(Records from a collection)
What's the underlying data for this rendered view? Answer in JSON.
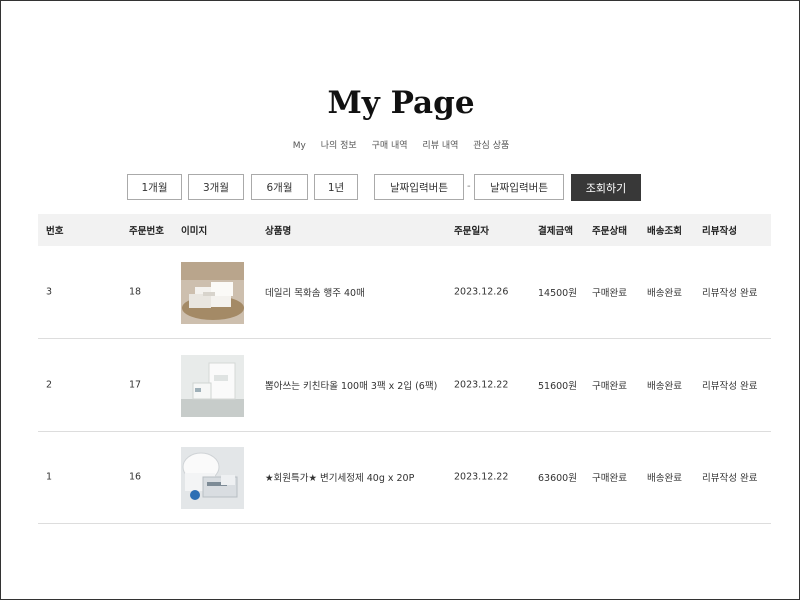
{
  "page": {
    "title": "My Page"
  },
  "subnav": [
    "My",
    "나의 정보",
    "구매 내역",
    "리뷰 내역",
    "관심 상품"
  ],
  "period_buttons": [
    "1개월",
    "3개월",
    "6개월",
    "1년"
  ],
  "date_inputs": {
    "start": "날짜입력버튼",
    "separator": "-",
    "end": "날짜입력버튼"
  },
  "search_button": "조회하기",
  "table": {
    "headers": [
      "번호",
      "주문번호",
      "이미지",
      "상품명",
      "주문일자",
      "결제금액",
      "주문상태",
      "배송조회",
      "리뷰작성"
    ],
    "rows": [
      {
        "no": "3",
        "order": "18",
        "product": "데일리 목화솜 행주 40매",
        "date": "2023.12.26",
        "amount": "14500원",
        "status": "구매완료",
        "shipping": "배송완료",
        "review": "리뷰작성 완료",
        "image_icon": "towel-product-image"
      },
      {
        "no": "2",
        "order": "17",
        "product": "뽑아쓰는 키친타올 100매 3팩 x 2입 (6팩)",
        "date": "2023.12.22",
        "amount": "51600원",
        "status": "구매완료",
        "shipping": "배송완료",
        "review": "리뷰작성 완료",
        "image_icon": "kitchen-towel-product-image"
      },
      {
        "no": "1",
        "order": "16",
        "product": "★회원특가★ 변기세정제 40g x 20P",
        "date": "2023.12.22",
        "amount": "63600원",
        "status": "구매완료",
        "shipping": "배송완료",
        "review": "리뷰작성 완료",
        "image_icon": "toilet-cleaner-product-image"
      }
    ]
  }
}
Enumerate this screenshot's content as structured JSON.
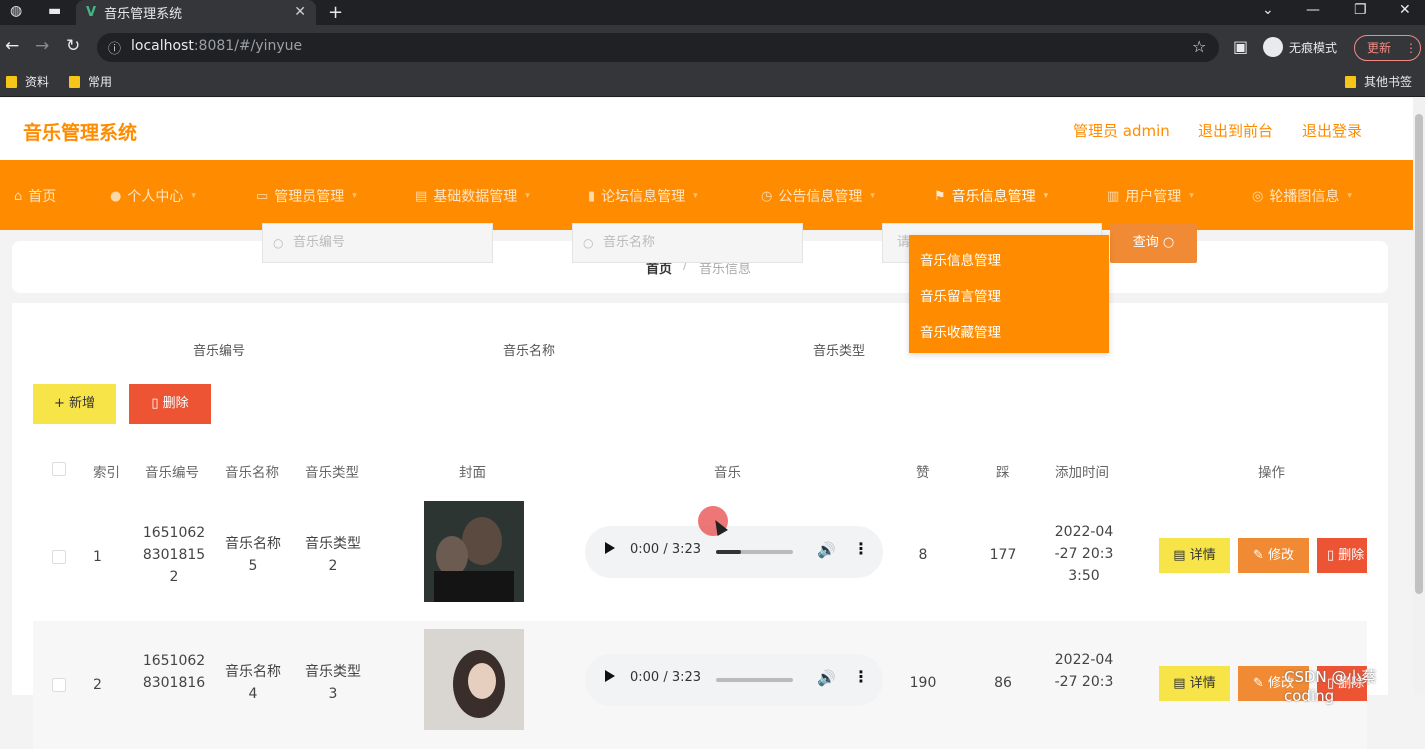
{
  "browser": {
    "tab_title": "音乐管理系统",
    "url_host": "localhost",
    "url_rest": ":8081/#/yinyue",
    "incognito_label": "无痕模式",
    "update_label": "更新",
    "bookmarks": [
      "资料",
      "常用"
    ],
    "other_bookmarks": "其他书签"
  },
  "header": {
    "site_title": "音乐管理系统",
    "admin_label": "管理员 admin",
    "back_front": "退出到前台",
    "logout": "退出登录"
  },
  "nav": {
    "items": [
      {
        "label": "首页",
        "icon": "home-icon"
      },
      {
        "label": "个人中心",
        "icon": "user-icon"
      },
      {
        "label": "管理员管理",
        "icon": "admin-icon"
      },
      {
        "label": "基础数据管理",
        "icon": "data-icon"
      },
      {
        "label": "论坛信息管理",
        "icon": "forum-icon"
      },
      {
        "label": "公告信息管理",
        "icon": "notice-icon"
      },
      {
        "label": "音乐信息管理",
        "icon": "flag-icon"
      },
      {
        "label": "用户管理",
        "icon": "users-icon"
      },
      {
        "label": "轮播图信息",
        "icon": "carousel-icon"
      }
    ],
    "dropdown": [
      "音乐信息管理",
      "音乐留言管理",
      "音乐收藏管理"
    ]
  },
  "breadcrumb": {
    "home": "首页",
    "sep": "/",
    "current": "音乐信息"
  },
  "search": {
    "code_label": "音乐编号",
    "code_placeholder": "音乐编号",
    "name_label": "音乐名称",
    "name_placeholder": "音乐名称",
    "type_label": "音乐类型",
    "type_placeholder": "请",
    "query_label": "查询"
  },
  "actions": {
    "add_label": "+ 新增",
    "delete_label": "删除"
  },
  "table": {
    "headers": [
      "索引",
      "音乐编号",
      "音乐名称",
      "音乐类型",
      "封面",
      "音乐",
      "赞",
      "踩",
      "添加时间",
      "操作"
    ],
    "rows": [
      {
        "index": "1",
        "code": [
          "1651062",
          "8301815",
          "2"
        ],
        "name": [
          "音乐名称",
          "5"
        ],
        "type": [
          "音乐类型",
          "2"
        ],
        "time": "0:00 / 3:23",
        "likes": "8",
        "dislikes": "177",
        "added": [
          "2022-04",
          "-27 20:3",
          "3:50"
        ]
      },
      {
        "index": "2",
        "code": [
          "1651062",
          "8301816",
          ""
        ],
        "name": [
          "音乐名称",
          "4"
        ],
        "type": [
          "音乐类型",
          "3"
        ],
        "time": "0:00 / 3:23",
        "likes": "190",
        "dislikes": "86",
        "added": [
          "2022-04",
          "-27 20:3",
          ""
        ]
      }
    ],
    "btn_detail": "详情",
    "btn_edit": "修改",
    "btn_remove": "删除"
  },
  "watermark": "CSDN @小蔡coding"
}
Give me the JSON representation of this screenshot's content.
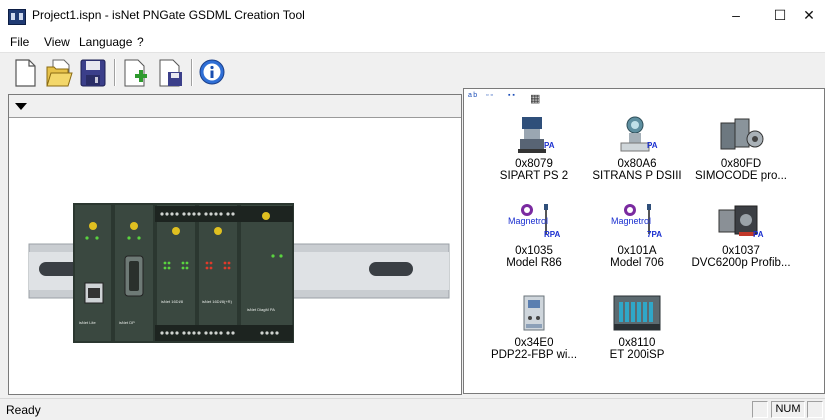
{
  "window": {
    "title": "Project1.ispn - isNet PNGate GSDML Creation Tool",
    "controls": {
      "minimize": "–",
      "maximize": "☐",
      "close": "✕"
    }
  },
  "menu": [
    "File",
    "View",
    "Language",
    "?"
  ],
  "toolbar": {
    "buttons": [
      "new-file-icon",
      "open-folder-icon",
      "save-disk-icon",
      "add-document-icon",
      "export-document-icon",
      "info-icon"
    ]
  },
  "left_panel": {
    "selector": ""
  },
  "right_panel": {
    "view_modes": [
      "large-icons-icon",
      "small-icons-icon",
      "list-icon",
      "details-icon"
    ],
    "view_mode_glyphs": [
      "a b",
      "▫ ▫",
      "▪ ▪",
      "▦"
    ],
    "devices": [
      {
        "code": "0x8079",
        "name": "SIPART PS 2",
        "badge": "PA"
      },
      {
        "code": "0x80A6",
        "name": "SITRANS P DSIII",
        "badge": "PA"
      },
      {
        "code": "0x80FD",
        "name": "SIMOCODE pro...",
        "badge": ""
      },
      {
        "code": "0x1035",
        "name": "Model R86",
        "badge": "RPA",
        "brand": "Magnetrol"
      },
      {
        "code": "0x101A",
        "name": "Model 706",
        "badge": "7PA",
        "brand": "Magnetrol"
      },
      {
        "code": "0x1037",
        "name": "DVC6200p Profib...",
        "badge": "PA"
      },
      {
        "code": "0x34E0",
        "name": "PDP22-FBP wi...",
        "badge": ""
      },
      {
        "code": "0x8110",
        "name": "ET 200iSP",
        "badge": ""
      }
    ]
  },
  "hardware": {
    "modules": [
      {
        "label": "isNet Lite",
        "sublabel": "Ethernet Gateway"
      },
      {
        "label": "isNet DP",
        "sublabel": "PROFIBUS DP Interface"
      },
      {
        "label": "isNet 16DI/8",
        "sublabel": "Digital Inputs"
      },
      {
        "label": "isNet 16DI/8(+R)",
        "sublabel": "Digital Inputs"
      },
      {
        "label": "isNet DiagM PA",
        "sublabel": "Diagnostic Module"
      }
    ],
    "colors": {
      "module": "#2b3730",
      "module_face": "#3a4840",
      "accent": "#e0c020",
      "led_green": "#5ad33f",
      "led_red": "#e03a2a",
      "rail": "#c9cdd1"
    }
  },
  "statusbar": {
    "text": "Ready",
    "indicator": "NUM"
  }
}
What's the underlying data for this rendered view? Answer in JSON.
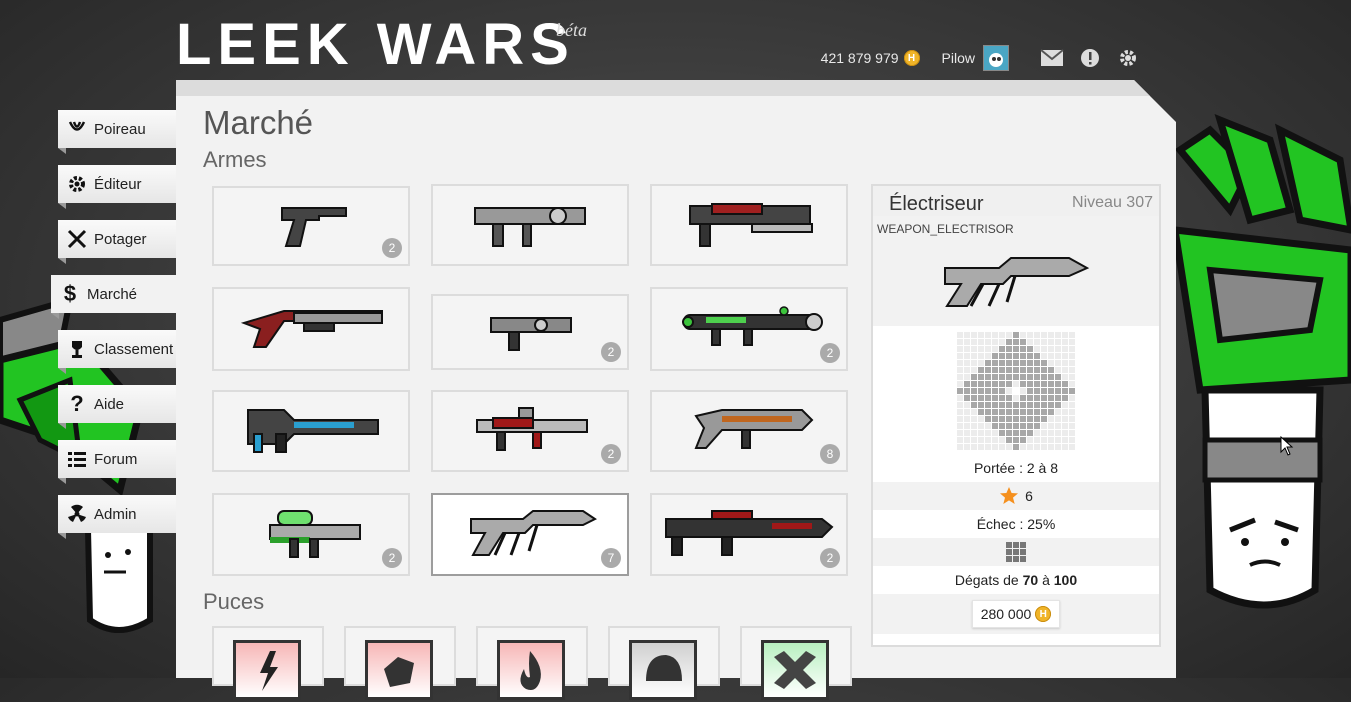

SET EXERCISE. Omit every picture, then reproduce the rest of the listing exactly.

FINISHED EXERCISE.
What's the underlying data for this rendered view? Answer in JSON.
{
  "page": {
    "title": "My Page"
  },
  "subnav": [
    "My",
    "나의 정보",
    "구매 내역",
    "리뷰 내역",
    "관심 상품"
  ],
  "period_buttons": [
    "1개월",
    "3개월",
    "6개월",
    "1년"
  ],
  "date_inputs": {
    "start": "날짜입력버튼",
    "separator": "-",
    "end": "날짜입력버튼"
  },
  "search_button": "조회하기",
  "table": {
    "headers": [
      "번호",
      "주문번호",
      "이미지",
      "상품명",
      "주문일자",
      "결제금액",
      "주문상태",
      "배송조회",
      "리뷰작성"
    ],
    "rows": [
      {
        "no": "3",
        "order": "18",
        "product": "데일리 목화솜 행주 40매",
        "date": "2023.12.26",
        "amount": "14500원",
        "status": "구매완료",
        "shipping": "배송완료",
        "review": "리뷰작성 완료",
        "image_icon": "towel-product-image"
      },
      {
        "no": "2",
        "order": "17",
        "product": "뽑아쓰는 키친타올 100매 3팩 x 2입 (6팩)",
        "date": "2023.12.22",
        "amount": "51600원",
        "status": "구매완료",
        "shipping": "배송완료",
        "review": "리뷰작성 완료",
        "image_icon": "kitchen-towel-product-image"
      },
      {
        "no": "1",
        "order": "16",
        "product": "★회원특가★ 변기세정제 40g x 20P",
        "date": "2023.12.22",
        "amount": "63600원",
        "status": "구매완료",
        "shipping": "배송완료",
        "review": "리뷰작성 완료",
        "image_icon": "toilet-cleaner-product-image"
      }
    ]
  }
}
Enumerate this screenshot's content as structured JSON.
{
  "browser": {
    "tab_title": "音乐管理系统",
    "url_host": "localhost",
    "url_rest": ":8081/#/yinyue",
    "incognito_label": "无痕模式",
    "update_label": "更新",
    "bookmarks": [
      "资料",
      "常用"
    ],
    "other_bookmarks": "其他书签"
  },
  "header": {
    "site_title": "音乐管理系统",
    "admin_label": "管理员 admin",
    "back_front": "退出到前台",
    "logout": "退出登录"
  },
  "nav": {
    "items": [
      {
        "label": "首页",
        "icon": "home-icon"
      },
      {
        "label": "个人中心",
        "icon": "user-icon"
      },
      {
        "label": "管理员管理",
        "icon": "admin-icon"
      },
      {
        "label": "基础数据管理",
        "icon": "data-icon"
      },
      {
        "label": "论坛信息管理",
        "icon": "forum-icon"
      },
      {
        "label": "公告信息管理",
        "icon": "notice-icon"
      },
      {
        "label": "音乐信息管理",
        "icon": "flag-icon"
      },
      {
        "label": "用户管理",
        "icon": "users-icon"
      },
      {
        "label": "轮播图信息",
        "icon": "carousel-icon"
      }
    ],
    "dropdown": [
      "音乐信息管理",
      "音乐留言管理",
      "音乐收藏管理"
    ]
  },
  "breadcrumb": {
    "home": "首页",
    "sep": "/",
    "current": "音乐信息"
  },
  "search": {
    "code_label": "音乐编号",
    "code_placeholder": "音乐编号",
    "name_label": "音乐名称",
    "name_placeholder": "音乐名称",
    "type_label": "音乐类型",
    "type_placeholder": "请",
    "query_label": "查询"
  },
  "actions": {
    "add_label": "+ 新增",
    "delete_label": "删除"
  },
  "table": {
    "headers": [
      "索引",
      "音乐编号",
      "音乐名称",
      "音乐类型",
      "封面",
      "音乐",
      "赞",
      "踩",
      "添加时间",
      "操作"
    ],
    "rows": [
      {
        "index": "1",
        "code": [
          "1651062",
          "8301815",
          "2"
        ],
        "name": [
          "音乐名称",
          "5"
        ],
        "type": [
          "音乐类型",
          "2"
        ],
        "time": "0:00 / 3:23",
        "likes": "8",
        "dislikes": "177",
        "added": [
          "2022-04",
          "-27 20:3",
          "3:50"
        ]
      },
      {
        "index": "2",
        "code": [
          "1651062",
          "8301816",
          ""
        ],
        "name": [
          "音乐名称",
          "4"
        ],
        "type": [
          "音乐类型",
          "3"
        ],
        "time": "0:00 / 3:23",
        "likes": "190",
        "dislikes": "86",
        "added": [
          "2022-04",
          "-27 20:3",
          ""
        ]
      }
    ],
    "btn_detail": "详情",
    "btn_edit": "修改",
    "btn_remove": "删除"
  },
  "watermark": "CSDN @小蔡coding"
}
Give me the JSON representation of this screenshot's content.
{
  "window": {
    "title": "Project1.ispn - isNet PNGate GSDML Creation Tool",
    "controls": {
      "minimize": "–",
      "maximize": "☐",
      "close": "✕"
    }
  },
  "menu": [
    "File",
    "View",
    "Language",
    "?"
  ],
  "toolbar": {
    "buttons": [
      "new-file-icon",
      "open-folder-icon",
      "save-disk-icon",
      "add-document-icon",
      "export-document-icon",
      "info-icon"
    ]
  },
  "left_panel": {
    "selector": ""
  },
  "right_panel": {
    "view_modes": [
      "large-icons-icon",
      "small-icons-icon",
      "list-icon",
      "details-icon"
    ],
    "view_mode_glyphs": [
      "a b",
      "▫ ▫",
      "▪ ▪",
      "▦"
    ],
    "devices": [
      {
        "code": "0x8079",
        "name": "SIPART PS 2",
        "badge": "PA"
      },
      {
        "code": "0x80A6",
        "name": "SITRANS P DSIII",
        "badge": "PA"
      },
      {
        "code": "0x80FD",
        "name": "SIMOCODE pro...",
        "badge": ""
      },
      {
        "code": "0x1035",
        "name": "Model R86",
        "badge": "RPA",
        "brand": "Magnetrol"
      },
      {
        "code": "0x101A",
        "name": "Model 706",
        "badge": "7PA",
        "brand": "Magnetrol"
      },
      {
        "code": "0x1037",
        "name": "DVC6200p Profib...",
        "badge": "PA"
      },
      {
        "code": "0x34E0",
        "name": "PDP22-FBP wi...",
        "badge": ""
      },
      {
        "code": "0x8110",
        "name": "ET 200iSP",
        "badge": ""
      }
    ]
  },
  "hardware": {
    "modules": [
      {
        "label": "isNet Lite",
        "sublabel": "Ethernet Gateway"
      },
      {
        "label": "isNet DP",
        "sublabel": "PROFIBUS DP Interface"
      },
      {
        "label": "isNet 16DI/8",
        "sublabel": "Digital Inputs"
      },
      {
        "label": "isNet 16DI/8(+R)",
        "sublabel": "Digital Inputs"
      },
      {
        "label": "isNet DiagM PA",
        "sublabel": "Diagnostic Module"
      }
    ],
    "colors": {
      "module": "#2b3730",
      "module_face": "#3a4840",
      "accent": "#e0c020",
      "led_green": "#5ad33f",
      "led_red": "#e03a2a",
      "rail": "#c9cdd1"
    }
  },
  "statusbar": {
    "text": "Ready",
    "indicator": "NUM"
  }
}
What's the underlying data for this rendered view? Answer in JSON.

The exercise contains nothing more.